Directions for this task. All entries must be extracted exactly, with nothing added or dropped.

Extracted information.
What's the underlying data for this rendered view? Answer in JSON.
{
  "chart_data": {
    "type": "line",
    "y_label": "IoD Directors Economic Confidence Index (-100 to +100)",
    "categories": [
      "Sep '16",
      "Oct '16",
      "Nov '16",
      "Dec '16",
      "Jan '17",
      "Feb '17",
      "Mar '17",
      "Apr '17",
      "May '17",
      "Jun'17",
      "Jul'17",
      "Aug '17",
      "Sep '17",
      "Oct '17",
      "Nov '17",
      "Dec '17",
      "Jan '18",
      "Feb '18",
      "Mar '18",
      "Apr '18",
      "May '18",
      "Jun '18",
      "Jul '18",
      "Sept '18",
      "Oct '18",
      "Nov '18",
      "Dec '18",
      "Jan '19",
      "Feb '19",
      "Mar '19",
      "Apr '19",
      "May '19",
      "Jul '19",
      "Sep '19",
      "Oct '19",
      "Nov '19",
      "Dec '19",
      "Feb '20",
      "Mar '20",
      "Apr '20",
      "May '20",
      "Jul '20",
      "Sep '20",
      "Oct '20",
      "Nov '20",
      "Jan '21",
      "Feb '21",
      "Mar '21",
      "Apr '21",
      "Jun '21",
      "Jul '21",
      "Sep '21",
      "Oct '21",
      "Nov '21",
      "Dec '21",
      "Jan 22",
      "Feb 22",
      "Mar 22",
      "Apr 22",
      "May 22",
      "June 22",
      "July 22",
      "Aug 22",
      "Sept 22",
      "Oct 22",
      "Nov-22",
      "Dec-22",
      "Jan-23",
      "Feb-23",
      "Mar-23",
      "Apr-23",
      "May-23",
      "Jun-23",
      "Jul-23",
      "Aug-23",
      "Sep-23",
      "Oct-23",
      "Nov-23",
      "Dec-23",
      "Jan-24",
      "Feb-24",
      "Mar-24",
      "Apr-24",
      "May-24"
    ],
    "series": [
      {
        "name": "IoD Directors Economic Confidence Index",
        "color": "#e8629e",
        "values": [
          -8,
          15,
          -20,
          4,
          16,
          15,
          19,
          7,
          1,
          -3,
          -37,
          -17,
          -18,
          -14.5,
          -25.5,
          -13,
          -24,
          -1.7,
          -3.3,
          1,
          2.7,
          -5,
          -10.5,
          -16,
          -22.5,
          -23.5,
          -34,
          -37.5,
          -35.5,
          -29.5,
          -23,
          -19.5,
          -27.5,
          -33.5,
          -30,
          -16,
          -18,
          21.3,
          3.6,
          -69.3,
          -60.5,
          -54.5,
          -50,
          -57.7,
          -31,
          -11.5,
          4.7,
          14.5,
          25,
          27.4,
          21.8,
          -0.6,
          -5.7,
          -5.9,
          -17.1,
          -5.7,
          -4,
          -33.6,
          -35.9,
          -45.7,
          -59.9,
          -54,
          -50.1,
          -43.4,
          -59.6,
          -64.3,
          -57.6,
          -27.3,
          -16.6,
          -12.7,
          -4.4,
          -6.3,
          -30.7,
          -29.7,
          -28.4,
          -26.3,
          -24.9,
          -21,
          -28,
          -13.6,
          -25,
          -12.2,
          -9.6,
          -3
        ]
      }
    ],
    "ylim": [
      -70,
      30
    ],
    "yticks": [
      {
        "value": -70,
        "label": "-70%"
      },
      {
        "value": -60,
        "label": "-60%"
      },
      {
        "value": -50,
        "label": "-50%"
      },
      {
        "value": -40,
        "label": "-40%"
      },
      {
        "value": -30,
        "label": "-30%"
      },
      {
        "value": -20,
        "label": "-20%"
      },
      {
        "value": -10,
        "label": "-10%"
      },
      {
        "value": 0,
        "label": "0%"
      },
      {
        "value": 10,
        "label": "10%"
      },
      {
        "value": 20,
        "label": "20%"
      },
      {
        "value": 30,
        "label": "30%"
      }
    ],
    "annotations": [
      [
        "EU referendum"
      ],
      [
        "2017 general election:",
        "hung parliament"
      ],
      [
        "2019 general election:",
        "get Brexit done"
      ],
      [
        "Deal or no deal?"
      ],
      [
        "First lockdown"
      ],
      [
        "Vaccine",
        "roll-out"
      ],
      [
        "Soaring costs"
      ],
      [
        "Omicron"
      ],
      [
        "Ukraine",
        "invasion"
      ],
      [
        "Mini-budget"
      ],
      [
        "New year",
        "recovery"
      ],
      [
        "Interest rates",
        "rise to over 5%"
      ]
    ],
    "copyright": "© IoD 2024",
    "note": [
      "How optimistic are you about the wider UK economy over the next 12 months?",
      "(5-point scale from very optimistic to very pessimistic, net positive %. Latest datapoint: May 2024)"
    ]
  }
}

Final result.
What's the underlying data for this rendered view? Answer in JSON.
{
  "chart_data": {
    "type": "line",
    "y_label": "IoD Directors Economic Confidence Index (-100 to +100)",
    "categories": [
      "Sep '16",
      "Oct '16",
      "Nov '16",
      "Dec '16",
      "Jan '17",
      "Feb '17",
      "Mar '17",
      "Apr '17",
      "May '17",
      "Jun'17",
      "Jul'17",
      "Aug '17",
      "Sep '17",
      "Oct '17",
      "Nov '17",
      "Dec '17",
      "Jan '18",
      "Feb '18",
      "Mar '18",
      "Apr '18",
      "May '18",
      "Jun '18",
      "Jul '18",
      "Sept '18",
      "Oct '18",
      "Nov '18",
      "Dec '18",
      "Jan '19",
      "Feb '19",
      "Mar '19",
      "Apr '19",
      "May '19",
      "Jul '19",
      "Sep '19",
      "Oct '19",
      "Nov '19",
      "Dec '19",
      "Feb '20",
      "Mar '20",
      "Apr '20",
      "May '20",
      "Jul '20",
      "Sep '20",
      "Oct '20",
      "Nov '20",
      "Jan '21",
      "Feb '21",
      "Mar '21",
      "Apr '21",
      "Jun '21",
      "Jul '21",
      "Sep '21",
      "Oct '21",
      "Nov '21",
      "Dec '21",
      "Jan 22",
      "Feb 22",
      "Mar 22",
      "Apr 22",
      "May 22",
      "June 22",
      "July 22",
      "Aug 22",
      "Sept 22",
      "Oct 22",
      "Nov-22",
      "Dec-22",
      "Jan-23",
      "Feb-23",
      "Mar-23",
      "Apr-23",
      "May-23",
      "Jun-23",
      "Jul-23",
      "Aug-23",
      "Sep-23",
      "Oct-23",
      "Nov-23",
      "Dec-23",
      "Jan-24",
      "Feb-24",
      "Mar-24",
      "Apr-24",
      "May-24"
    ],
    "series": [
      {
        "name": "IoD Directors Economic Confidence Index",
        "color": "#e8629e",
        "values": [
          -8,
          15,
          -20,
          4,
          16,
          15,
          19,
          7,
          1,
          -3,
          -37,
          -17,
          -18,
          -14.5,
          -25.5,
          -13,
          -24,
          -1.7,
          -3.3,
          1,
          2.7,
          -5,
          -10.5,
          -16,
          -22.5,
          -23.5,
          -34,
          -37.5,
          -35.5,
          -29.5,
          -23,
          -19.5,
          -27.5,
          -33.5,
          -30,
          -16,
          -18,
          21.3,
          3.6,
          -69.3,
          -60.5,
          -54.5,
          -50,
          -57.7,
          -31,
          -11.5,
          4.7,
          14.5,
          25,
          27.4,
          21.8,
          -0.6,
          -5.7,
          -5.9,
          -17.1,
          -5.7,
          -4,
          -33.6,
          -35.9,
          -45.7,
          -59.9,
          -54,
          -50.1,
          -43.4,
          -59.6,
          -64.3,
          -57.6,
          -27.3,
          -16.6,
          -12.7,
          -4.4,
          -6.3,
          -30.7,
          -29.7,
          -28.4,
          -26.3,
          -24.9,
          -21,
          -28,
          -13.6,
          -25,
          -12.2,
          -9.6,
          -3
        ]
      }
    ],
    "ylim": [
      -70,
      30
    ],
    "yticks": [
      {
        "value": -70,
        "label": "-70%"
      },
      {
        "value": -60,
        "label": "-60%"
      },
      {
        "value": -50,
        "label": "-50%"
      },
      {
        "value": -40,
        "label": "-40%"
      },
      {
        "value": -30,
        "label": "-30%"
      },
      {
        "value": -20,
        "label": "-20%"
      },
      {
        "value": -10,
        "label": "-10%"
      },
      {
        "value": 0,
        "label": "0%"
      },
      {
        "value": 10,
        "label": "10%"
      },
      {
        "value": 20,
        "label": "20%"
      },
      {
        "value": 30,
        "label": "30%"
      }
    ],
    "annotations": [
      [
        "EU referendum"
      ],
      [
        "2017 general election:",
        "hung parliament"
      ],
      [
        "2019 general election:",
        "get Brexit done"
      ],
      [
        "Deal or no deal?"
      ],
      [
        "First lockdown"
      ],
      [
        "Vaccine",
        "roll-out"
      ],
      [
        "Soaring costs"
      ],
      [
        "Omicron"
      ],
      [
        "Ukraine",
        "invasion"
      ],
      [
        "Mini-budget"
      ],
      [
        "New year",
        "recovery"
      ],
      [
        "Interest rates",
        "rise to over 5%"
      ]
    ],
    "copyright": "© IoD 2024",
    "note": [
      "How optimistic are you about the wider UK economy over the next 12 months?",
      "(5-point scale from very optimistic to very pessimistic, net positive %. Latest datapoint: May 2024)"
    ]
  }
}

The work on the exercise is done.